### Given request
Extract each record and reproduce it exactly.
>> BEGIN Data in this exercise
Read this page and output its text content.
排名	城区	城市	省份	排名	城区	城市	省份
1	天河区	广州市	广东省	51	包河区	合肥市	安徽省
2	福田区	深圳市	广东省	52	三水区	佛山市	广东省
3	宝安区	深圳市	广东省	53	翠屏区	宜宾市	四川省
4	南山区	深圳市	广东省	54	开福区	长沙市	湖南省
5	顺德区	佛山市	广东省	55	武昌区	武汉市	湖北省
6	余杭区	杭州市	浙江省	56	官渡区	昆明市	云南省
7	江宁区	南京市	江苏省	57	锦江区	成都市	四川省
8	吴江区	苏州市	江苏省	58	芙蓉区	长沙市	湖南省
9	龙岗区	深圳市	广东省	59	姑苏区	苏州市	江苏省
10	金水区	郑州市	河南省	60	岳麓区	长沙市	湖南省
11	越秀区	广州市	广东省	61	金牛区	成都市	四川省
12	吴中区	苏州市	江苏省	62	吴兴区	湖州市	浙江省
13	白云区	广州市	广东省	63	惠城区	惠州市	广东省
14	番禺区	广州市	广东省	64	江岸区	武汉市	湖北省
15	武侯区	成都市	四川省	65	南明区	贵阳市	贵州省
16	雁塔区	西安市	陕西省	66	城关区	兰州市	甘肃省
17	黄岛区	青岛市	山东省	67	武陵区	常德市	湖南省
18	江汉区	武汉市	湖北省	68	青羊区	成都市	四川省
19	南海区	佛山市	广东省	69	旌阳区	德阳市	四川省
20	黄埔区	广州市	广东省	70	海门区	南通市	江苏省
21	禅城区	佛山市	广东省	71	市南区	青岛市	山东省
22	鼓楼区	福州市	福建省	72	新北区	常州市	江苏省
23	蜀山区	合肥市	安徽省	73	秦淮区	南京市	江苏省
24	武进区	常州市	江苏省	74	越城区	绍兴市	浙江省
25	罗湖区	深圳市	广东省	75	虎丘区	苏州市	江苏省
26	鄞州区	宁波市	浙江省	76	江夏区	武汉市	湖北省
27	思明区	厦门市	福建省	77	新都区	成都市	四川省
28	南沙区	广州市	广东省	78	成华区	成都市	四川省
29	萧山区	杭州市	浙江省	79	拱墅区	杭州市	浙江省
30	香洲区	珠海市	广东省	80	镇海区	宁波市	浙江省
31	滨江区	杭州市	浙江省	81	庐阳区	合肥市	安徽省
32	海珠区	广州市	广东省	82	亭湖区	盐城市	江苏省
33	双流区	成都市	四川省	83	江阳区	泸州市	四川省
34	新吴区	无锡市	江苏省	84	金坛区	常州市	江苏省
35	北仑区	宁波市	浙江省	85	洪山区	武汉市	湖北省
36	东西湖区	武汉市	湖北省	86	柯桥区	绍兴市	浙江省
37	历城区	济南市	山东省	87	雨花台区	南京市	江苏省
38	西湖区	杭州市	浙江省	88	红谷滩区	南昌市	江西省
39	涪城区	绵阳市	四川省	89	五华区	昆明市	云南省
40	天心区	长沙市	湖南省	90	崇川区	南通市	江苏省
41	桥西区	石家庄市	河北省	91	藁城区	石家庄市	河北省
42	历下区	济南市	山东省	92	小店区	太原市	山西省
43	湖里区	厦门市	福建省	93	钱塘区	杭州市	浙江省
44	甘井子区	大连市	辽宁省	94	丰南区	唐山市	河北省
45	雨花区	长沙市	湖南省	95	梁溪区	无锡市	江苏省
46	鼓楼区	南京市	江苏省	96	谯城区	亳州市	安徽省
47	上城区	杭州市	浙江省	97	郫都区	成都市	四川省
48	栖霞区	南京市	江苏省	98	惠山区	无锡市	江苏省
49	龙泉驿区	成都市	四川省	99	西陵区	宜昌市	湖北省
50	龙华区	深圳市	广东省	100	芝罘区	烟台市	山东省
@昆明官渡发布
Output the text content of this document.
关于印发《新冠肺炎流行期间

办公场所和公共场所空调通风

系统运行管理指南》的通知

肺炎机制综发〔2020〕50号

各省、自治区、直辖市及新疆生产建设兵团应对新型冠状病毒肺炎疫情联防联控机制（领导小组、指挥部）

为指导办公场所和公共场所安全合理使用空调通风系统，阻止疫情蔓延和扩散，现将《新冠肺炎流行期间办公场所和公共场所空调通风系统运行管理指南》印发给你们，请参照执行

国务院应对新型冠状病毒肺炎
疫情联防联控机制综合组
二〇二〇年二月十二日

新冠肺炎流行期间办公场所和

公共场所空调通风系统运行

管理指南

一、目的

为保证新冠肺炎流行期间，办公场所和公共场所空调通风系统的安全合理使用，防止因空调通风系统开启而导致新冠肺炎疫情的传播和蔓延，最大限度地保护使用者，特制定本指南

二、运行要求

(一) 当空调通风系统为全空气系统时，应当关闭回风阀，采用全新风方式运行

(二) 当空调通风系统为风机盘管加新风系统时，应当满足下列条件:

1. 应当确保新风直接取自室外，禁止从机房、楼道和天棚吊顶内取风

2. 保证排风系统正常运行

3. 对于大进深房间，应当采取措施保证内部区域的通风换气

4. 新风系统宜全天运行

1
>> END Data in this exercise
### Answer to this exercise
Read this page and output its text content.
排名	城区	城市	省份	排名	城区	城市	省份
1	天河区	广州市	广东省	51	包河区	合肥市	安徽省
2	福田区	深圳市	广东省	52	三水区	佛山市	广东省
3	宝安区	深圳市	广东省	53	翠屏区	宜宾市	四川省
4	南山区	深圳市	广东省	54	开福区	长沙市	湖南省
5	顺德区	佛山市	广东省	55	武昌区	武汉市	湖北省
6	余杭区	杭州市	浙江省	56	官渡区	昆明市	云南省
7	江宁区	南京市	江苏省	57	锦江区	成都市	四川省
8	吴江区	苏州市	江苏省	58	芙蓉区	长沙市	湖南省
9	龙岗区	深圳市	广东省	59	姑苏区	苏州市	江苏省
10	金水区	郑州市	河南省	60	岳麓区	长沙市	湖南省
11	越秀区	广州市	广东省	61	金牛区	成都市	四川省
12	吴中区	苏州市	江苏省	62	吴兴区	湖州市	浙江省
13	白云区	广州市	广东省	63	惠城区	惠州市	广东省
14	番禺区	广州市	广东省	64	江岸区	武汉市	湖北省
15	武侯区	成都市	四川省	65	南明区	贵阳市	贵州省
16	雁塔区	西安市	陕西省	66	城关区	兰州市	甘肃省
17	黄岛区	青岛市	山东省	67	武陵区	常德市	湖南省
18	江汉区	武汉市	湖北省	68	青羊区	成都市	四川省
19	南海区	佛山市	广东省	69	旌阳区	德阳市	四川省
20	黄埔区	广州市	广东省	70	海门区	南通市	江苏省
21	禅城区	佛山市	广东省	71	市南区	青岛市	山东省
22	鼓楼区	福州市	福建省	72	新北区	常州市	江苏省
23	蜀山区	合肥市	安徽省	73	秦淮区	南京市	江苏省
24	武进区	常州市	江苏省	74	越城区	绍兴市	浙江省
25	罗湖区	深圳市	广东省	75	虎丘区	苏州市	江苏省
26	鄞州区	宁波市	浙江省	76	江夏区	武汉市	湖北省
27	思明区	厦门市	福建省	77	新都区	成都市	四川省
28	南沙区	广州市	广东省	78	成华区	成都市	四川省
29	萧山区	杭州市	浙江省	79	拱墅区	杭州市	浙江省
30	香洲区	珠海市	广东省	80	镇海区	宁波市	浙江省
31	滨江区	杭州市	浙江省	81	庐阳区	合肥市	安徽省
32	海珠区	广州市	广东省	82	亭湖区	盐城市	江苏省
33	双流区	成都市	四川省	83	江阳区	泸州市	四川省
34	新吴区	无锡市	江苏省	84	金坛区	常州市	江苏省
35	北仑区	宁波市	浙江省	85	洪山区	武汉市	湖北省
36	东西湖区	武汉市	湖北省	86	柯桥区	绍兴市	浙江省
37	历城区	济南市	山东省	87	雨花台区	南京市	江苏省
38	西湖区	杭州市	浙江省	88	红谷滩区	南昌市	江西省
39	涪城区	绵阳市	四川省	89	五华区	昆明市	云南省
40	天心区	长沙市	湖南省	90	崇川区	南通市	江苏省
41	桥西区	石家庄市	河北省	91	藁城区	石家庄市	河北省
42	历下区	济南市	山东省	92	小店区	太原市	山西省
43	湖里区	厦门市	福建省	93	钱塘区	杭州市	浙江省
44	甘井子区	大连市	辽宁省	94	丰南区	唐山市	河北省
45	雨花区	长沙市	湖南省	95	梁溪区	无锡市	江苏省
46	鼓楼区	南京市	江苏省	96	谯城区	亳州市	安徽省
47	上城区	杭州市	浙江省	97	郫都区	成都市	四川省
48	栖霞区	南京市	江苏省	98	惠山区	无锡市	江苏省
49	龙泉驿区	成都市	四川省	99	西陵区	宜昌市	湖北省
50	龙华区	深圳市	广东省	100	芝罘区	烟台市	山东省
@昆明官渡发布
Output the text content of this document.
关于印发《新冠肺炎流行期间

办公场所和公共场所空调通风

系统运行管理指南》的通知

肺炎机制综发〔2020〕50号

各省、自治区、直辖市及新疆生产建设兵团应对新型冠状病毒肺炎疫情联防联控机制（领导小组、指挥部）

为指导办公场所和公共场所安全合理使用空调通风系统，阻止疫情蔓延和扩散，现将《新冠肺炎流行期间办公场所和公共场所空调通风系统运行管理指南》印发给你们，请参照执行

国务院应对新型冠状病毒肺炎
疫情联防联控机制综合组
二〇二〇年二月十二日

新冠肺炎流行期间办公场所和

公共场所空调通风系统运行

管理指南

一、目的

为保证新冠肺炎流行期间，办公场所和公共场所空调通风系统的安全合理使用，防止因空调通风系统开启而导致新冠肺炎疫情的传播和蔓延，最大限度地保护使用者，特制定本指南

二、运行要求

(一) 当空调通风系统为全空气系统时，应当关闭回风阀，采用全新风方式运行

(二) 当空调通风系统为风机盘管加新风系统时，应当满足下列条件:

1. 应当确保新风直接取自室外，禁止从机房、楼道和天棚吊顶内取风

2. 保证排风系统正常运行

3. 对于大进深房间，应当采取措施保证内部区域的通风换气

4. 新风系统宜全天运行

1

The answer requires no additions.